* [Problem to solve]
Extract every line from the records below that contains the word "period".

#### Dataset rows

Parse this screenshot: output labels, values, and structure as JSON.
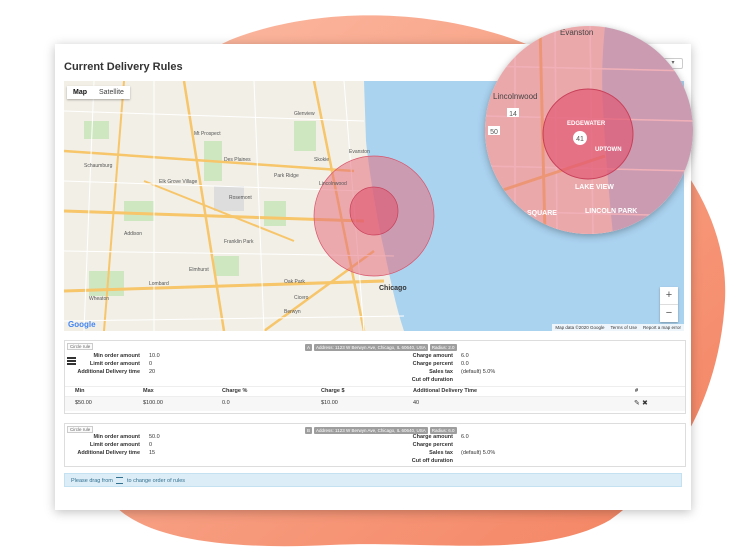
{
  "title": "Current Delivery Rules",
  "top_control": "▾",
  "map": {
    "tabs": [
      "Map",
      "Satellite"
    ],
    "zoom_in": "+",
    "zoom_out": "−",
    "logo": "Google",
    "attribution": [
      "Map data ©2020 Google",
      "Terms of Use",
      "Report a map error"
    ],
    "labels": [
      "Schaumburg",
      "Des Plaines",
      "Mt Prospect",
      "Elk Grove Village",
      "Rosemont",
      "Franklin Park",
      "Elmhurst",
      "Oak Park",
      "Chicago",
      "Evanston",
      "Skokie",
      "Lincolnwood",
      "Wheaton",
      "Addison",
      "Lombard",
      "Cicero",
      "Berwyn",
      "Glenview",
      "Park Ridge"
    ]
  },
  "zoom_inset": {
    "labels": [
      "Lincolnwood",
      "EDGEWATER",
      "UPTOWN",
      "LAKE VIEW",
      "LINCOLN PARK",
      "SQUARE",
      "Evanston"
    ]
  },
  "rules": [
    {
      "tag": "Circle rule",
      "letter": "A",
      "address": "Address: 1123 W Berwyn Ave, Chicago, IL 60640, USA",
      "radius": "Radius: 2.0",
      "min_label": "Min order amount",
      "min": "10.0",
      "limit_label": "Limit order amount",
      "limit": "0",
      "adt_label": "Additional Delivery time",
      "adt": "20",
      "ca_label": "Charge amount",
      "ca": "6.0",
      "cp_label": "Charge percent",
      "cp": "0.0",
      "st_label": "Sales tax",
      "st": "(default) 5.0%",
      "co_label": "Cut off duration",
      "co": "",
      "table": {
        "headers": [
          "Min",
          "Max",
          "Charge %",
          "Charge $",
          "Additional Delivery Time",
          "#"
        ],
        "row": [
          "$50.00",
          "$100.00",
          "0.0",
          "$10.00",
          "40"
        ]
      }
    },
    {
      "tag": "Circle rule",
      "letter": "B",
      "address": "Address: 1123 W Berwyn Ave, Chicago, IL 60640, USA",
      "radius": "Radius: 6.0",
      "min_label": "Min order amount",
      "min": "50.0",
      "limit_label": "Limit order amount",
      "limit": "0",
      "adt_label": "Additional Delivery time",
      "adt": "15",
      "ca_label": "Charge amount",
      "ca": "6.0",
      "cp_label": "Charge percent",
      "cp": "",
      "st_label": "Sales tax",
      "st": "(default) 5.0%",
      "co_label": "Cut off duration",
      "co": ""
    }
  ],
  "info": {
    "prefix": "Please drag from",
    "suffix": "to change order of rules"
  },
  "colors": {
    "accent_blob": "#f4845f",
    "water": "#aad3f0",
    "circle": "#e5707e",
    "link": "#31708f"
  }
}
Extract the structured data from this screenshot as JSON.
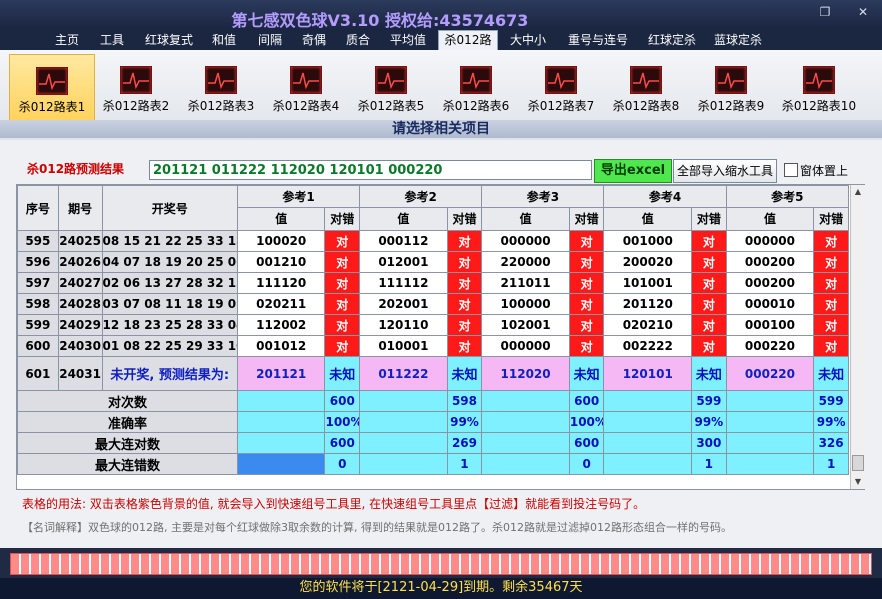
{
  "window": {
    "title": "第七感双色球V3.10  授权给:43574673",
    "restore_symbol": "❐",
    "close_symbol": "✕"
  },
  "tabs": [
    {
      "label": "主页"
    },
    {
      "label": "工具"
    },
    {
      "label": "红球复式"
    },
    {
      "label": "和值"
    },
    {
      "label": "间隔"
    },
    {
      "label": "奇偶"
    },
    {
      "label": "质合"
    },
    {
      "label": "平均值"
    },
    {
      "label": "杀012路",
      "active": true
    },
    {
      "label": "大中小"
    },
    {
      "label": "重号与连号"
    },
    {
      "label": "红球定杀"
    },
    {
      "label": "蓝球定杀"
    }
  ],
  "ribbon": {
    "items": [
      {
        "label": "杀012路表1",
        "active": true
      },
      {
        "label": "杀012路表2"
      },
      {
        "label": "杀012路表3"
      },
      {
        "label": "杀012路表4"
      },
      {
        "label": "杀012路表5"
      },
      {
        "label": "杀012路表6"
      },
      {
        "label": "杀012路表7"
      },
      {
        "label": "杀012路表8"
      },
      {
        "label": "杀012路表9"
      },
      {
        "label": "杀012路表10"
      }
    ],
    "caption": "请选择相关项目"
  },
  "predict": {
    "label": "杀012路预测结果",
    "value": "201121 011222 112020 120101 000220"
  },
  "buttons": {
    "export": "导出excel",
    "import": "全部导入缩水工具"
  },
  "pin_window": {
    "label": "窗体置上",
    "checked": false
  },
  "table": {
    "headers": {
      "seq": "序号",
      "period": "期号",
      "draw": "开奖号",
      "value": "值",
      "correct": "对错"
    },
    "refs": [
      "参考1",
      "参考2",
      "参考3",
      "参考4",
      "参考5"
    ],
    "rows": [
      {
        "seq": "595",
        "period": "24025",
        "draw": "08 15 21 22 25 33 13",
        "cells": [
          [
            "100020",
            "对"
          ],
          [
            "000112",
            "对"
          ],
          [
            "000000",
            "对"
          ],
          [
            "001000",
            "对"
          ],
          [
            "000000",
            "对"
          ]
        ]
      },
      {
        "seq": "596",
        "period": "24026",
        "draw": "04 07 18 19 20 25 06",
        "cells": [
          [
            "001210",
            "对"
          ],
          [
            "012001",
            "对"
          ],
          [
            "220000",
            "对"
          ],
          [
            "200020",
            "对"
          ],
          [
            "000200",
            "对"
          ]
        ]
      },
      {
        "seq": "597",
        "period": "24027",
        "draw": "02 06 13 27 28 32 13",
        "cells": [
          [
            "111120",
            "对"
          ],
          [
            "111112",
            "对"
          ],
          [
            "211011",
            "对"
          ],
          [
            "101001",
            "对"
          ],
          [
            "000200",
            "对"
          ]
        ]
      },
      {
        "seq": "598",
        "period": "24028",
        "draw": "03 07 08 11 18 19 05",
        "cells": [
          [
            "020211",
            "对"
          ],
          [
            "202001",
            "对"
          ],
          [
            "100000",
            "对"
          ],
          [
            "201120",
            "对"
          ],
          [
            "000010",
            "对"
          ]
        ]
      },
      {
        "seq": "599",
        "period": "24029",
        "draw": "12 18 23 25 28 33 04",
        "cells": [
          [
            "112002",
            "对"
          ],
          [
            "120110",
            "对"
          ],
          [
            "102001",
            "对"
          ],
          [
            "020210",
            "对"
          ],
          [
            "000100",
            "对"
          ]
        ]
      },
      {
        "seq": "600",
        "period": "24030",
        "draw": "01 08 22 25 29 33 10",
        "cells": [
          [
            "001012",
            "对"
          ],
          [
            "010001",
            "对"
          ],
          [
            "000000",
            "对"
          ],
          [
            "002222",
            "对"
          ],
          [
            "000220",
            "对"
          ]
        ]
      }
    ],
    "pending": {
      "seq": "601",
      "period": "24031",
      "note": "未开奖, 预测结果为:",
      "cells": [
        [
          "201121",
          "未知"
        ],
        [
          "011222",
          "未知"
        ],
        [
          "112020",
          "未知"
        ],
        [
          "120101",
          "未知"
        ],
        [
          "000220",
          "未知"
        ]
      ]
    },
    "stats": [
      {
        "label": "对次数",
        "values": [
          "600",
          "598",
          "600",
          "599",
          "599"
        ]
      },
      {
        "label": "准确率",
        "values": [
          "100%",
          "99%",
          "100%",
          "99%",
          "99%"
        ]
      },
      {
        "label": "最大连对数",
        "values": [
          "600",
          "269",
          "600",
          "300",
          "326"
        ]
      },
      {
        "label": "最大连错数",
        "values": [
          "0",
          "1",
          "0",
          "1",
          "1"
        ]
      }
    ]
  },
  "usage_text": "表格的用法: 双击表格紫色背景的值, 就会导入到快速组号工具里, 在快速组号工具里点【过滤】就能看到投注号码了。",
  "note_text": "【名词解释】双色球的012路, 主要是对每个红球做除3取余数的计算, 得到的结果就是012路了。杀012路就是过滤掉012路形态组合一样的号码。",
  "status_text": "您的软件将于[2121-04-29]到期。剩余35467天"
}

########

* [Written reply]
      "period": "期号",
        "period": "24025",
        "period": "24026",
        "period": "24027",
        "period": "24028",
        "period": "24029",
        "period": "24030",
      "period": "24031",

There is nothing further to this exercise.